--- Brief ---
Show every line containing "Security" by copying it.

--- Dataset records ---
━━━━━━

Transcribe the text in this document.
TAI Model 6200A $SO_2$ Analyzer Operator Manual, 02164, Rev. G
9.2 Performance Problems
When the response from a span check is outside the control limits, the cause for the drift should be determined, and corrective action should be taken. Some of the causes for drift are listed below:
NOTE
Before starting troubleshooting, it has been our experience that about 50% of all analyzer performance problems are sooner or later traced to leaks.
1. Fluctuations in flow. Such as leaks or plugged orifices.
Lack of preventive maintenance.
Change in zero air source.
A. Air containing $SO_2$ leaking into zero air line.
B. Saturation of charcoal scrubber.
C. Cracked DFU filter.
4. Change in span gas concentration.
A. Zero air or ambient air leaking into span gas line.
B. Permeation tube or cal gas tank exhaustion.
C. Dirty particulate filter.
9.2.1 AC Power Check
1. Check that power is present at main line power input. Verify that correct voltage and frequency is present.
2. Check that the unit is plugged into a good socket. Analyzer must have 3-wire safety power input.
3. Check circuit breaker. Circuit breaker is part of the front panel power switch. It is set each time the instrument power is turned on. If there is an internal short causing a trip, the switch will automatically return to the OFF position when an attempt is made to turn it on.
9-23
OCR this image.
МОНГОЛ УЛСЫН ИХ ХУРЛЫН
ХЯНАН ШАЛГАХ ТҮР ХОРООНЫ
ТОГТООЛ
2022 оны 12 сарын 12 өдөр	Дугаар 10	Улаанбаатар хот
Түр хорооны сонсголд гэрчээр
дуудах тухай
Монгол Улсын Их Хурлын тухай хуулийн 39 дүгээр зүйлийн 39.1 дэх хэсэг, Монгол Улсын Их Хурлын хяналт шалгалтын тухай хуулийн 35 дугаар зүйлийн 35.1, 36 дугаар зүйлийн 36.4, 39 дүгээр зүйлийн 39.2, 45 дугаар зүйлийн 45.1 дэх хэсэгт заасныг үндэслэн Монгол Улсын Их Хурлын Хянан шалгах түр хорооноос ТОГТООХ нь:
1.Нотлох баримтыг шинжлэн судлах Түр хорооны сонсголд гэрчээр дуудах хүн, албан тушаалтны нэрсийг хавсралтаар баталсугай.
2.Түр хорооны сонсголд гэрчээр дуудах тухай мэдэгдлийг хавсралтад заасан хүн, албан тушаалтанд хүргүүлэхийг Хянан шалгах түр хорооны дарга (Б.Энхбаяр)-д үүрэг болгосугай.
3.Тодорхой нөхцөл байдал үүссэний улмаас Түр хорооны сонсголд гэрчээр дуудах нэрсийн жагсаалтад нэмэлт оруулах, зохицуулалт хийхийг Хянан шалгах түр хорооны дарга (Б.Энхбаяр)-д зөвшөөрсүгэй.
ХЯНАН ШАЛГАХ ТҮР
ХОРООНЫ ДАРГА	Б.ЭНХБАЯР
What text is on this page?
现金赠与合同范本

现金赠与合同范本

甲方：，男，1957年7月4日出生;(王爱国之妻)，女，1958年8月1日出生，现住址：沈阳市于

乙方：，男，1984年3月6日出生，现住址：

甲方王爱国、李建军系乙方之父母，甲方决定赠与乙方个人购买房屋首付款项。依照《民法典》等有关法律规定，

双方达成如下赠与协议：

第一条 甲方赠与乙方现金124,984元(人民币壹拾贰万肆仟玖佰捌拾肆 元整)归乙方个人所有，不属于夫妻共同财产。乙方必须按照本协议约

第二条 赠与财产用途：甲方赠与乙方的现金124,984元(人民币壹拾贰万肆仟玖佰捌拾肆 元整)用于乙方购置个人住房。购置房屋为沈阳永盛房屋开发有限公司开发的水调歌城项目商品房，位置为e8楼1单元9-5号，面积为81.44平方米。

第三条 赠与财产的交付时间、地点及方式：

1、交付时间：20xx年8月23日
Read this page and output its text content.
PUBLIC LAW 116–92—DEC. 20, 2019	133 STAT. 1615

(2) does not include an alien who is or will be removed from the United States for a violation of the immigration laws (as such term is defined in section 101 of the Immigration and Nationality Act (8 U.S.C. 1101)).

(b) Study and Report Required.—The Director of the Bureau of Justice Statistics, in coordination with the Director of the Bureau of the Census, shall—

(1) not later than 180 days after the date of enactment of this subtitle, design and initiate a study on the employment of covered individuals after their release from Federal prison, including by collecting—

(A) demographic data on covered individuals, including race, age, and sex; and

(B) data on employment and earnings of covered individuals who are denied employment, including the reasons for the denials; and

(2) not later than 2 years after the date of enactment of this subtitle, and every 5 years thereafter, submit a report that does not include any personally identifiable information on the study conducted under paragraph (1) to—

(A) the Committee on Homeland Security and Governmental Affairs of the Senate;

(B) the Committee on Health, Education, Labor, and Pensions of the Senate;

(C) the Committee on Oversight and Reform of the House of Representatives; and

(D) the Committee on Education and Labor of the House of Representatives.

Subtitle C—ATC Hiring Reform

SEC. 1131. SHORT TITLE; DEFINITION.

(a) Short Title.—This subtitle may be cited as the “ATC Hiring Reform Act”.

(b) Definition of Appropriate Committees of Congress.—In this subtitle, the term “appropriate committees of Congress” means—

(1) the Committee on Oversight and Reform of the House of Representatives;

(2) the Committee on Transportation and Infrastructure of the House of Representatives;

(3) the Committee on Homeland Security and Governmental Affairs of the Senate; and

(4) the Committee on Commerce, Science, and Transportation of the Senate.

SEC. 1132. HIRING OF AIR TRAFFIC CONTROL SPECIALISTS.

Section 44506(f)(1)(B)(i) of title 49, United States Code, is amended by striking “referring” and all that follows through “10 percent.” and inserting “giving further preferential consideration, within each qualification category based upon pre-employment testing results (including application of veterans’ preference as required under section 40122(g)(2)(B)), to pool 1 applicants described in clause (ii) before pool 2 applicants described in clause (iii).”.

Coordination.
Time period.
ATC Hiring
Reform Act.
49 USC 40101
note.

━━━━━━

--- Task result ---
(A) the Committee on Homeland Security and Governmental Affairs of the Senate;
(3) the Committee on Homeland Security and Governmental Affairs of the Senate; and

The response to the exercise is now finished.